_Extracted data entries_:
__________________________________________________

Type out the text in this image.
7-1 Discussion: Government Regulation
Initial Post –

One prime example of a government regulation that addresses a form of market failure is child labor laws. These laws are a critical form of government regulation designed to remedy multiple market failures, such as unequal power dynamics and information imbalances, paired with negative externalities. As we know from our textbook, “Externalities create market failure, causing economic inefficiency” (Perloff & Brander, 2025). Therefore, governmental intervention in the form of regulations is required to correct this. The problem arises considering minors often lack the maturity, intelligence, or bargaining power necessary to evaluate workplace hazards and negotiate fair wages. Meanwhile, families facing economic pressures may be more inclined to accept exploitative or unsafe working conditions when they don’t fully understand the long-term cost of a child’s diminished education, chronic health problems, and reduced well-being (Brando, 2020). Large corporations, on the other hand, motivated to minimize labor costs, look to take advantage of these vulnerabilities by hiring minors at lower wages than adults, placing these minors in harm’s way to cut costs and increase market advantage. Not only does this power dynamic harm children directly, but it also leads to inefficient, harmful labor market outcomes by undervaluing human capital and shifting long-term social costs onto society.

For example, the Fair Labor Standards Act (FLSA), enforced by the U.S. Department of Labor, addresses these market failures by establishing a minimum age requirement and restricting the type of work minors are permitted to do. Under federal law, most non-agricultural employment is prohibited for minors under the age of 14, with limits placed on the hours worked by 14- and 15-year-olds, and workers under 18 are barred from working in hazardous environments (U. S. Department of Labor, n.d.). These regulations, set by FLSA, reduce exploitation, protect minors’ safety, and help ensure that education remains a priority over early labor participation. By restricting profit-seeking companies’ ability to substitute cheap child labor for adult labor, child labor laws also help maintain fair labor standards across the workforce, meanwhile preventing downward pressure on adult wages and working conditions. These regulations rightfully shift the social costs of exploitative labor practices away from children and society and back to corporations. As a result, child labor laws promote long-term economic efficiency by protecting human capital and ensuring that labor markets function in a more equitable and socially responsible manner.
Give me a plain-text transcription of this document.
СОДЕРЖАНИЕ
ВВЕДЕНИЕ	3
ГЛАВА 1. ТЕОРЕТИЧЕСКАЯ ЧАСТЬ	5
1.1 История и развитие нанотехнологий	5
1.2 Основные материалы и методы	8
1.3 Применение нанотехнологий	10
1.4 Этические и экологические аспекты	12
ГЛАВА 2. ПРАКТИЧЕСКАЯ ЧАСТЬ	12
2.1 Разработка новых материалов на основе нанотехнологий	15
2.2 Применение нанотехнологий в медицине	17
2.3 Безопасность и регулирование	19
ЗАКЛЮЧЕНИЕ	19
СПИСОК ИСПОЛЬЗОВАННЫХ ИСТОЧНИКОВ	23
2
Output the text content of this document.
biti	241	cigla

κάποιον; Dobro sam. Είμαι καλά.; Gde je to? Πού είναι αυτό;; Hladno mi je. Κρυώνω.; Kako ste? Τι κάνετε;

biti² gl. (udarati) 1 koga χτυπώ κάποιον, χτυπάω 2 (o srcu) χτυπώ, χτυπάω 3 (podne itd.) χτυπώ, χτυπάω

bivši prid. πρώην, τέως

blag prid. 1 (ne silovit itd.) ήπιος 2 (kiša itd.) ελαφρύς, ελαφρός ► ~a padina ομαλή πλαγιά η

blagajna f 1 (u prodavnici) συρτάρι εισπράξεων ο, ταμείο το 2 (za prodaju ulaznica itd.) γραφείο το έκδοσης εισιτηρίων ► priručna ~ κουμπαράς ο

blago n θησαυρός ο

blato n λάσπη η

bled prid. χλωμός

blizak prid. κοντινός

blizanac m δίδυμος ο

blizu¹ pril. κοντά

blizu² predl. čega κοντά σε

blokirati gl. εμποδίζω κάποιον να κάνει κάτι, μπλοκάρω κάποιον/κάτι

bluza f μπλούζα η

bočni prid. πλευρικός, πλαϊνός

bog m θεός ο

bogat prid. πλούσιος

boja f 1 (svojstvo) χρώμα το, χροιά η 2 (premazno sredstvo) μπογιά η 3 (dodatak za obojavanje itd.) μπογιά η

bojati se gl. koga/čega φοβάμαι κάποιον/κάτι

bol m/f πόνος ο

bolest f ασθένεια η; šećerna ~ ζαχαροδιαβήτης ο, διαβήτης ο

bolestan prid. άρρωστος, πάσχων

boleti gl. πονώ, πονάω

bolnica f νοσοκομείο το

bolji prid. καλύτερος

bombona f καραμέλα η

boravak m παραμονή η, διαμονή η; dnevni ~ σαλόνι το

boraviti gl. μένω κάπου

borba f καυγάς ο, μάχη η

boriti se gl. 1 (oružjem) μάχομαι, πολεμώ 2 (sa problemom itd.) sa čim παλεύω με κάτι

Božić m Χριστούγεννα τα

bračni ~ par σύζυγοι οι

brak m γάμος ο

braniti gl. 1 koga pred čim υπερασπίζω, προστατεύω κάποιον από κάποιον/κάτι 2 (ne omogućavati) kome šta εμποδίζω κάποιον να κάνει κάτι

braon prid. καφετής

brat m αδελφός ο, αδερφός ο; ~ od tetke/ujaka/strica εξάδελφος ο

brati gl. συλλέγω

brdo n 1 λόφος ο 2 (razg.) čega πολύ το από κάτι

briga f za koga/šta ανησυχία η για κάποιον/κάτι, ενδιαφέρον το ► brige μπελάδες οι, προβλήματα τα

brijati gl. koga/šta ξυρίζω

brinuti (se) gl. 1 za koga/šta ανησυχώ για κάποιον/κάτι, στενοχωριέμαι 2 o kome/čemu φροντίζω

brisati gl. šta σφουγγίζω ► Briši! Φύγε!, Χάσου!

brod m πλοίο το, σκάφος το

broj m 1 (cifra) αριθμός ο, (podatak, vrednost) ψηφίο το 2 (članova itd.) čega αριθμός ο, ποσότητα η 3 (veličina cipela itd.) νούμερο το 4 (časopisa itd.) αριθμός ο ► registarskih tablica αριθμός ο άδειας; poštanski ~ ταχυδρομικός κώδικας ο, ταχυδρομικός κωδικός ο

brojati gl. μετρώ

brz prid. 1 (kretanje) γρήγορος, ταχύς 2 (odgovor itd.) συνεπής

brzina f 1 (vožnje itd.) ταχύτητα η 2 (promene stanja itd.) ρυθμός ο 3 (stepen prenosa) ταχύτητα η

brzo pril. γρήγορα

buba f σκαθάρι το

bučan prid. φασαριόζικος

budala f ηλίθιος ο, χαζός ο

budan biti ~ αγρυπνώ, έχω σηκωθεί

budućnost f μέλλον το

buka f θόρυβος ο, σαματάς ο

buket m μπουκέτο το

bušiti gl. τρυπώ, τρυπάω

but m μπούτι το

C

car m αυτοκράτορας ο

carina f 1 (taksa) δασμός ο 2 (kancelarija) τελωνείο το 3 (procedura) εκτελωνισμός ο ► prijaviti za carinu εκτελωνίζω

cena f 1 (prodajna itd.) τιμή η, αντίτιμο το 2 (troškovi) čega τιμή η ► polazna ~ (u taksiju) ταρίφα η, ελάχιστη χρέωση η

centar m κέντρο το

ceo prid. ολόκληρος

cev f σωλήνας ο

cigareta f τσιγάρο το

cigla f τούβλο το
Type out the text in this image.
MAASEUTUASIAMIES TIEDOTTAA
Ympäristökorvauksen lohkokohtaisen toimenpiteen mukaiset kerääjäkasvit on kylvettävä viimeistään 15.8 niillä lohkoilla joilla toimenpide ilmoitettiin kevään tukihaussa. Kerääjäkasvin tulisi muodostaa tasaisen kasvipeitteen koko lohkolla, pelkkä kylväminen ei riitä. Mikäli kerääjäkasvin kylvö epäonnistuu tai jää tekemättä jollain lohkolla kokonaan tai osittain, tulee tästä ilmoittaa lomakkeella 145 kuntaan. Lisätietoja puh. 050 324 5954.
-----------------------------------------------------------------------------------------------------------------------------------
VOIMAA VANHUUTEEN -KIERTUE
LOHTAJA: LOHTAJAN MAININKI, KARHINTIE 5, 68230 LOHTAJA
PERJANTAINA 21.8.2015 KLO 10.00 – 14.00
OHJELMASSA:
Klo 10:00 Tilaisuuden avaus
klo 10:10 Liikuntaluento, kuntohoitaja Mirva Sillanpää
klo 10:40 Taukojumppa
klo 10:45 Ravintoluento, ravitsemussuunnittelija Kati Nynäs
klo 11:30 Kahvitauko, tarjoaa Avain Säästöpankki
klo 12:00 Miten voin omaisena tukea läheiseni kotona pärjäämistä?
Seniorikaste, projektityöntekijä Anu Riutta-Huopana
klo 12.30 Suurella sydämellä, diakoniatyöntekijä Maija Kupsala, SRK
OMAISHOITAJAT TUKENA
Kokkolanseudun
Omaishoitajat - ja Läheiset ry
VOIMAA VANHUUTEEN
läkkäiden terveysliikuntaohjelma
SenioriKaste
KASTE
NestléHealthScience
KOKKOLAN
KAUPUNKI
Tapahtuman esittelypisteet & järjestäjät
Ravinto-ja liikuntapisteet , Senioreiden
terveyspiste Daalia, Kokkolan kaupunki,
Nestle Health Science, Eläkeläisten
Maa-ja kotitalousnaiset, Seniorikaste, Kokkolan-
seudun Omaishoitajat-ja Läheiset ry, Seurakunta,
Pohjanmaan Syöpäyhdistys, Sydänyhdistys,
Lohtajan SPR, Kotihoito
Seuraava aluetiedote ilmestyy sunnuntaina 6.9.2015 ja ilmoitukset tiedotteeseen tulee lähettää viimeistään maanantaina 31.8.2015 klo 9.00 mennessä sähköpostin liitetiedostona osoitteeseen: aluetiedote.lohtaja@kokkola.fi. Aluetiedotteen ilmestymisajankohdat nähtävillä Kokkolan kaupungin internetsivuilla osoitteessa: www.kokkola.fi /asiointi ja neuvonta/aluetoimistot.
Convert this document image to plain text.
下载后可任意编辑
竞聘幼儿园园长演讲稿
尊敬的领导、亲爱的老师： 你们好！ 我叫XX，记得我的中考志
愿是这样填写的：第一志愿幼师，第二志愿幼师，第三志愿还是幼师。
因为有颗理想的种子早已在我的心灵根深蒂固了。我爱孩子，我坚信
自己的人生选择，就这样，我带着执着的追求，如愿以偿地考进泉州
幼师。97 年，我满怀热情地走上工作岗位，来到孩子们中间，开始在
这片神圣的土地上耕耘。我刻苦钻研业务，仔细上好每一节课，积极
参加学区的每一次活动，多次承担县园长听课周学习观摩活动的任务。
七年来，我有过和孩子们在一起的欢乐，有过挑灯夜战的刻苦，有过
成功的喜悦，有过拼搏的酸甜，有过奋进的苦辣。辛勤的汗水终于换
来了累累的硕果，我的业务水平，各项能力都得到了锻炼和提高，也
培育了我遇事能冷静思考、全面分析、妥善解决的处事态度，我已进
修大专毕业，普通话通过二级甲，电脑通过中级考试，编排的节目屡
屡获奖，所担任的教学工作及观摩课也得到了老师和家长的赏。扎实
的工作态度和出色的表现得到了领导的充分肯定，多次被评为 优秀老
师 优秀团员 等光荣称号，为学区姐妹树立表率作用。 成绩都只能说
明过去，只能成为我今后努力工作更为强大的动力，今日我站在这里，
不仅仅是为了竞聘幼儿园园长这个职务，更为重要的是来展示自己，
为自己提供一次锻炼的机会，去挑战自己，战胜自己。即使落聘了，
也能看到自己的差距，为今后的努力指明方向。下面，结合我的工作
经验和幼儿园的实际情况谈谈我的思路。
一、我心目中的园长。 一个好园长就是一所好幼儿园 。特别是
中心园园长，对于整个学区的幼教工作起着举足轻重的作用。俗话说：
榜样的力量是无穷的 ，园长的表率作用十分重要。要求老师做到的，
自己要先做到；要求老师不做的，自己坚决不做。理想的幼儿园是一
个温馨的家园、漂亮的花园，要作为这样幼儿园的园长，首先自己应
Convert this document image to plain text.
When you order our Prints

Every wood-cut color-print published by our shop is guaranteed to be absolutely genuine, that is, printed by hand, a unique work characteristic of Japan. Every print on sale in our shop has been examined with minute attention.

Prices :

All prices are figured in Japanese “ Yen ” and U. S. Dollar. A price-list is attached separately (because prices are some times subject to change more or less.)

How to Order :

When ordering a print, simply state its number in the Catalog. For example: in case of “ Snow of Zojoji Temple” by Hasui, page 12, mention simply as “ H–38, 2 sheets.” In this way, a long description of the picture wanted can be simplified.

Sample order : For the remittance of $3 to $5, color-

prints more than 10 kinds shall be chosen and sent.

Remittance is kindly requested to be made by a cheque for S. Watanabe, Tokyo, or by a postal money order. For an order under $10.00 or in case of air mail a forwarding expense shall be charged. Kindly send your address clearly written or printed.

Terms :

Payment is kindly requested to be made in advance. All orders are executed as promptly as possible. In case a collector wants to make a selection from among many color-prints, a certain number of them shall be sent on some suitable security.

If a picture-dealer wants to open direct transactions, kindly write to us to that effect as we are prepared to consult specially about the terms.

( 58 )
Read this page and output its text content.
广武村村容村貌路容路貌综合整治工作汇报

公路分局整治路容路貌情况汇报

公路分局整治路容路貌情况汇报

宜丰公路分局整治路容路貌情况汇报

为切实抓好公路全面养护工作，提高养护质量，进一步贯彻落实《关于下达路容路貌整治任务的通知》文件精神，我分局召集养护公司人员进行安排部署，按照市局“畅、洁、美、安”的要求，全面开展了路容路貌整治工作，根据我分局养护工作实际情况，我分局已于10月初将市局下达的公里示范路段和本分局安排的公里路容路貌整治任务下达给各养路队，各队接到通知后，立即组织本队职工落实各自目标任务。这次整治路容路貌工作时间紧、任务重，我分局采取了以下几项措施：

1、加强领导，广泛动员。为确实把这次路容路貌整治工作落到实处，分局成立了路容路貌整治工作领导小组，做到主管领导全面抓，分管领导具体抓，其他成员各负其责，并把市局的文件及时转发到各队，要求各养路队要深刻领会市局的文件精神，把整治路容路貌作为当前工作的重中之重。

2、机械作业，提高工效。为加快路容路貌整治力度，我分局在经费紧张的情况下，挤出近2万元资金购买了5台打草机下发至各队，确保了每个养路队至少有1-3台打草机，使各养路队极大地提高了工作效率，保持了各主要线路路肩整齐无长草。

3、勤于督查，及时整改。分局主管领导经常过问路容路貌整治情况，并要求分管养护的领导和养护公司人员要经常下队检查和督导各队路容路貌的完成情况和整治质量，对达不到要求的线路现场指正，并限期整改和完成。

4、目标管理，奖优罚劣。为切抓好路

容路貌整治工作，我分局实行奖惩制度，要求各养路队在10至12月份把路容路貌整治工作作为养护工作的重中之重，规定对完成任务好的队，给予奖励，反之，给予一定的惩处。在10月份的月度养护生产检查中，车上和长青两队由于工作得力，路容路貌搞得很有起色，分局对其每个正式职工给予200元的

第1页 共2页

__________________________________________________

Locate the lines above that contain "picture" and copy them.

When ordering a print, simply state its number in the Catalog. For example: in case of “ Snow of Zojoji Temple” by Hasui, page 12, mention simply as “ H–38, 2 sheets.” In this way, a long description of the picture wanted can be simplified.
If a picture-dealer wants to open direct transactions, kindly write to us to that effect as we are prepared to consult specially about the terms.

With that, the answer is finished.